Exercise goal → Each entry below is to be duplicated verbatim.
───── Supplied data
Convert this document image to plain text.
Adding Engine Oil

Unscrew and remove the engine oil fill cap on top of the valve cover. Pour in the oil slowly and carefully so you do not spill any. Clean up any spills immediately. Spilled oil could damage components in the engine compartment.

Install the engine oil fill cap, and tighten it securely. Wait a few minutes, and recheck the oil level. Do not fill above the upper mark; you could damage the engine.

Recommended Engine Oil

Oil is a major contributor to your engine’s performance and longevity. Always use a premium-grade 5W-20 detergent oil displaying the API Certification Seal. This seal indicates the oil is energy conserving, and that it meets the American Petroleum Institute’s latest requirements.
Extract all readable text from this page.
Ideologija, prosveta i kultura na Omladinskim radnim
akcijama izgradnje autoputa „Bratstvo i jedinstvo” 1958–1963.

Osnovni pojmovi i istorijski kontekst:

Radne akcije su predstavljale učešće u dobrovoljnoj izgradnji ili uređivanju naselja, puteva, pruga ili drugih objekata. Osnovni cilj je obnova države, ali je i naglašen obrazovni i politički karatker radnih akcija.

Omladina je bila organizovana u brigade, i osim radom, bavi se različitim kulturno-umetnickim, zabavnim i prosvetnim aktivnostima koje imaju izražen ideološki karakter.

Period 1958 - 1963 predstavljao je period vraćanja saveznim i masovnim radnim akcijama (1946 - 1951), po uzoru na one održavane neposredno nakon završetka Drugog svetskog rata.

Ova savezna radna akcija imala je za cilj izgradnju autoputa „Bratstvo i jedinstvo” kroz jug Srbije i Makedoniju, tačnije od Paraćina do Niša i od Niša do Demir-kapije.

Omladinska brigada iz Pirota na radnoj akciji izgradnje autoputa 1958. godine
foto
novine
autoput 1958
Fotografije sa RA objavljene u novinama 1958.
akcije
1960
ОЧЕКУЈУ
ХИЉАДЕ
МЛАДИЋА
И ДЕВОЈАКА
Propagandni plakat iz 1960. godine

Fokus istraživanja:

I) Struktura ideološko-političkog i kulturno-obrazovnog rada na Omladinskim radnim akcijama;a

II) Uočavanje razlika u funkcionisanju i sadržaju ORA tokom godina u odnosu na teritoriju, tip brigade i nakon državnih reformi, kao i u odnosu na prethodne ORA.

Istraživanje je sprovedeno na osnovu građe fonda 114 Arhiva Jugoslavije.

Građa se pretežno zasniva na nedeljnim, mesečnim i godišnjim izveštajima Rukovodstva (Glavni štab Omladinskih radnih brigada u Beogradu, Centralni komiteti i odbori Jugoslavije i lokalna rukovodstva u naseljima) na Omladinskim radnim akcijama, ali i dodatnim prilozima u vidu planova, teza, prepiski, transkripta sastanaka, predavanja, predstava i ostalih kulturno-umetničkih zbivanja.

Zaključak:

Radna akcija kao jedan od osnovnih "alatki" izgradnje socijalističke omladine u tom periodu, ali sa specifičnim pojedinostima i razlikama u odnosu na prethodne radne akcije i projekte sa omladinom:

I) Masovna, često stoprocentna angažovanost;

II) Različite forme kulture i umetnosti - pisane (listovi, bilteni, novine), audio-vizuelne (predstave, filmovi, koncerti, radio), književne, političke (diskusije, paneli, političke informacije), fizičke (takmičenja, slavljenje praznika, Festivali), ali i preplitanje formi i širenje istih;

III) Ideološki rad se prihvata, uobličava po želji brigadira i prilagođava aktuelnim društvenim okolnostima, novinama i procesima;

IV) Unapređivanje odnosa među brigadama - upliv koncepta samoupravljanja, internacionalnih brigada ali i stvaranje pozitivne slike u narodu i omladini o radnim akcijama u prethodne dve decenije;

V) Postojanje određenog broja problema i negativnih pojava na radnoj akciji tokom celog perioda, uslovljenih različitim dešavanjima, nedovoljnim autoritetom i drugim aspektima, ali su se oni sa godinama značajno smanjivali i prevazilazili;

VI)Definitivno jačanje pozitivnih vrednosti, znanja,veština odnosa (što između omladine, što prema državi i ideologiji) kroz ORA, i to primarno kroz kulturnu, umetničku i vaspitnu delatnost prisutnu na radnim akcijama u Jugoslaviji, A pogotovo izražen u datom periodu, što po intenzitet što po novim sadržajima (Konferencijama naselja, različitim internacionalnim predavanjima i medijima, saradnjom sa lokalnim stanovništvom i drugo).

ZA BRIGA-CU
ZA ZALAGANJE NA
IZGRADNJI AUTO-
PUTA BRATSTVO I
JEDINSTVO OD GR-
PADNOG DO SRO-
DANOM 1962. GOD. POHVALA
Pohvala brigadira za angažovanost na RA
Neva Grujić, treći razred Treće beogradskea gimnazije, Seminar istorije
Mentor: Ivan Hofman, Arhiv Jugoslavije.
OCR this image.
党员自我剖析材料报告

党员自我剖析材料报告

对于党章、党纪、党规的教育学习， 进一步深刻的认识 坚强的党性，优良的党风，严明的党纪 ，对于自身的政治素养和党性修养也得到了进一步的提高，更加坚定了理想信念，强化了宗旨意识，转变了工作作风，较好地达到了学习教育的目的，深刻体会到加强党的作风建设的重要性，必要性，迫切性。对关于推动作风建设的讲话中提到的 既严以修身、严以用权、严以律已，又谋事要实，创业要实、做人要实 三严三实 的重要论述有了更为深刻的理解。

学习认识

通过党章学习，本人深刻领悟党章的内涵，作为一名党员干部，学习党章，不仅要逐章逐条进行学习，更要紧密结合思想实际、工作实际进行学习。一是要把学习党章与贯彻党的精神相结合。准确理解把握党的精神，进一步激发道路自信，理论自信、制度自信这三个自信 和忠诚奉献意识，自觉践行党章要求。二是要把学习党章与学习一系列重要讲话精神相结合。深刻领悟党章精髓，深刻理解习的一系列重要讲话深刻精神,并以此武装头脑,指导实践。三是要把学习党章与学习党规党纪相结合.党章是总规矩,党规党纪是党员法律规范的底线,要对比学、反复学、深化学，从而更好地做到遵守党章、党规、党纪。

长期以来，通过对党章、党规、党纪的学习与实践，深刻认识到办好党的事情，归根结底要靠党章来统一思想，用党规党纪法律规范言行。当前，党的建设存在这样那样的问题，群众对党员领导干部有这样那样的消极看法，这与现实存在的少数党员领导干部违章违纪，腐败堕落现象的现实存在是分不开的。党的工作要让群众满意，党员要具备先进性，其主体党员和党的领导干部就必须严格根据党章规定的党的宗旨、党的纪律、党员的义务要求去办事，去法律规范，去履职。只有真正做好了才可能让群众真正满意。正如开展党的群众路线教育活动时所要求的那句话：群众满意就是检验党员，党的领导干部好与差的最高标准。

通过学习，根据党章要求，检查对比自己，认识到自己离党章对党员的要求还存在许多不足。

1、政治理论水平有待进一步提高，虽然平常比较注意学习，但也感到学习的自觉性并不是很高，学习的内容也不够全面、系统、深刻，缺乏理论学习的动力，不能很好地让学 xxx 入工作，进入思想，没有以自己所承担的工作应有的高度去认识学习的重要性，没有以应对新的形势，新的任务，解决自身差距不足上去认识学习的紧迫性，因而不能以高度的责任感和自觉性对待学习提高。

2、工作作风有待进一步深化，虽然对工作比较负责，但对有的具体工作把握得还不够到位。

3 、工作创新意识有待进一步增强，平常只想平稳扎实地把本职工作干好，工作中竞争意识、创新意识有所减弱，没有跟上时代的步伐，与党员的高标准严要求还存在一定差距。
──────────
Correct result →
Convert this document image to plain text.
Adding Engine Oil

Unscrew and remove the engine oil fill cap on top of the valve cover. Pour in the oil slowly and carefully so you do not spill any. Clean up any spills immediately. Spilled oil could damage components in the engine compartment.

Install the engine oil fill cap, and tighten it securely. Wait a few minutes, and recheck the oil level. Do not fill above the upper mark; you could damage the engine.

Recommended Engine Oil

Oil is a major contributor to your engine’s performance and longevity. Always use a premium-grade 5W-20 detergent oil displaying the API Certification Seal. This seal indicates the oil is energy conserving, and that it meets the American Petroleum Institute’s latest requirements.
Extract all readable text from this page.
Ideologija, prosveta i kultura na Omladinskim radnim
akcijama izgradnje autoputa „Bratstvo i jedinstvo” 1958–1963.

Osnovni pojmovi i istorijski kontekst:

Radne akcije su predstavljale učešće u dobrovoljnoj izgradnji ili uređivanju naselja, puteva, pruga ili drugih objekata. Osnovni cilj je obnova države, ali je i naglašen obrazovni i politički karatker radnih akcija.

Omladina je bila organizovana u brigade, i osim radom, bavi se različitim kulturno-umetnickim, zabavnim i prosvetnim aktivnostima koje imaju izražen ideološki karakter.

Period 1958 - 1963 predstavljao je period vraćanja saveznim i masovnim radnim akcijama (1946 - 1951), po uzoru na one održavane neposredno nakon završetka Drugog svetskog rata.

Ova savezna radna akcija imala je za cilj izgradnju autoputa „Bratstvo i jedinstvo” kroz jug Srbije i Makedoniju, tačnije od Paraćina do Niša i od Niša do Demir-kapije.

Omladinska brigada iz Pirota na radnoj akciji izgradnje autoputa 1958. godine
foto
novine
autoput 1958
Fotografije sa RA objavljene u novinama 1958.
akcije
1960
ОЧЕКУЈУ
ХИЉАДЕ
МЛАДИЋА
И ДЕВОЈАКА
Propagandni plakat iz 1960. godine

Fokus istraživanja:

I) Struktura ideološko-političkog i kulturno-obrazovnog rada na Omladinskim radnim akcijama;a

II) Uočavanje razlika u funkcionisanju i sadržaju ORA tokom godina u odnosu na teritoriju, tip brigade i nakon državnih reformi, kao i u odnosu na prethodne ORA.

Istraživanje je sprovedeno na osnovu građe fonda 114 Arhiva Jugoslavije.

Građa se pretežno zasniva na nedeljnim, mesečnim i godišnjim izveštajima Rukovodstva (Glavni štab Omladinskih radnih brigada u Beogradu, Centralni komiteti i odbori Jugoslavije i lokalna rukovodstva u naseljima) na Omladinskim radnim akcijama, ali i dodatnim prilozima u vidu planova, teza, prepiski, transkripta sastanaka, predavanja, predstava i ostalih kulturno-umetničkih zbivanja.

Zaključak:

Radna akcija kao jedan od osnovnih "alatki" izgradnje socijalističke omladine u tom periodu, ali sa specifičnim pojedinostima i razlikama u odnosu na prethodne radne akcije i projekte sa omladinom:

I) Masovna, često stoprocentna angažovanost;

II) Različite forme kulture i umetnosti - pisane (listovi, bilteni, novine), audio-vizuelne (predstave, filmovi, koncerti, radio), književne, političke (diskusije, paneli, političke informacije), fizičke (takmičenja, slavljenje praznika, Festivali), ali i preplitanje formi i širenje istih;

III) Ideološki rad se prihvata, uobličava po želji brigadira i prilagođava aktuelnim društvenim okolnostima, novinama i procesima;

IV) Unapređivanje odnosa među brigadama - upliv koncepta samoupravljanja, internacionalnih brigada ali i stvaranje pozitivne slike u narodu i omladini o radnim akcijama u prethodne dve decenije;

V) Postojanje određenog broja problema i negativnih pojava na radnoj akciji tokom celog perioda, uslovljenih različitim dešavanjima, nedovoljnim autoritetom i drugim aspektima, ali su se oni sa godinama značajno smanjivali i prevazilazili;

VI)Definitivno jačanje pozitivnih vrednosti, znanja,veština odnosa (što između omladine, što prema državi i ideologiji) kroz ORA, i to primarno kroz kulturnu, umetničku i vaspitnu delatnost prisutnu na radnim akcijama u Jugoslaviji, A pogotovo izražen u datom periodu, što po intenzitet što po novim sadržajima (Konferencijama naselja, različitim internacionalnim predavanjima i medijima, saradnjom sa lokalnim stanovništvom i drugo).

ZA BRIGA-CU
ZA ZALAGANJE NA
IZGRADNJI AUTO-
PUTA BRATSTVO I
JEDINSTVO OD GR-
PADNOG DO SRO-
DANOM 1962. GOD. POHVALA
Pohvala brigadira za angažovanost na RA
Neva Grujić, treći razred Treće beogradskea gimnazije, Seminar istorije
Mentor: Ivan Hofman, Arhiv Jugoslavije.
OCR this image.
党员自我剖析材料报告

党员自我剖析材料报告

对于党章、党纪、党规的教育学习， 进一步深刻的认识 坚强的党性，优良的党风，严明的党纪 ，对于自身的政治素养和党性修养也得到了进一步的提高，更加坚定了理想信念，强化了宗旨意识，转变了工作作风，较好地达到了学习教育的目的，深刻体会到加强党的作风建设的重要性，必要性，迫切性。对关于推动作风建设的讲话中提到的 既严以修身、严以用权、严以律已，又谋事要实，创业要实、做人要实 三严三实 的重要论述有了更为深刻的理解。

学习认识

通过党章学习，本人深刻领悟党章的内涵，作为一名党员干部，学习党章，不仅要逐章逐条进行学习，更要紧密结合思想实际、工作实际进行学习。一是要把学习党章与贯彻党的精神相结合。准确理解把握党的精神，进一步激发道路自信，理论自信、制度自信这三个自信 和忠诚奉献意识，自觉践行党章要求。二是要把学习党章与学习一系列重要讲话精神相结合。深刻领悟党章精髓，深刻理解习的一系列重要讲话深刻精神,并以此武装头脑,指导实践。三是要把学习党章与学习党规党纪相结合.党章是总规矩,党规党纪是党员法律规范的底线,要对比学、反复学、深化学，从而更好地做到遵守党章、党规、党纪。

长期以来，通过对党章、党规、党纪的学习与实践，深刻认识到办好党的事情，归根结底要靠党章来统一思想，用党规党纪法律规范言行。当前，党的建设存在这样那样的问题，群众对党员领导干部有这样那样的消极看法，这与现实存在的少数党员领导干部违章违纪，腐败堕落现象的现实存在是分不开的。党的工作要让群众满意，党员要具备先进性，其主体党员和党的领导干部就必须严格根据党章规定的党的宗旨、党的纪律、党员的义务要求去办事，去法律规范，去履职。只有真正做好了才可能让群众真正满意。正如开展党的群众路线教育活动时所要求的那句话：群众满意就是检验党员，党的领导干部好与差的最高标准。

通过学习，根据党章要求，检查对比自己，认识到自己离党章对党员的要求还存在许多不足。

1、政治理论水平有待进一步提高，虽然平常比较注意学习，但也感到学习的自觉性并不是很高，学习的内容也不够全面、系统、深刻，缺乏理论学习的动力，不能很好地让学 xxx 入工作，进入思想，没有以自己所承担的工作应有的高度去认识学习的重要性，没有以应对新的形势，新的任务，解决自身差距不足上去认识学习的紧迫性，因而不能以高度的责任感和自觉性对待学习提高。

2、工作作风有待进一步深化，虽然对工作比较负责，但对有的具体工作把握得还不够到位。

3 、工作创新意识有待进一步增强，平常只想平稳扎实地把本职工作干好，工作中竞争意识、创新意识有所减弱，没有跟上时代的步伐，与党员的高标准严要求还存在一定差距。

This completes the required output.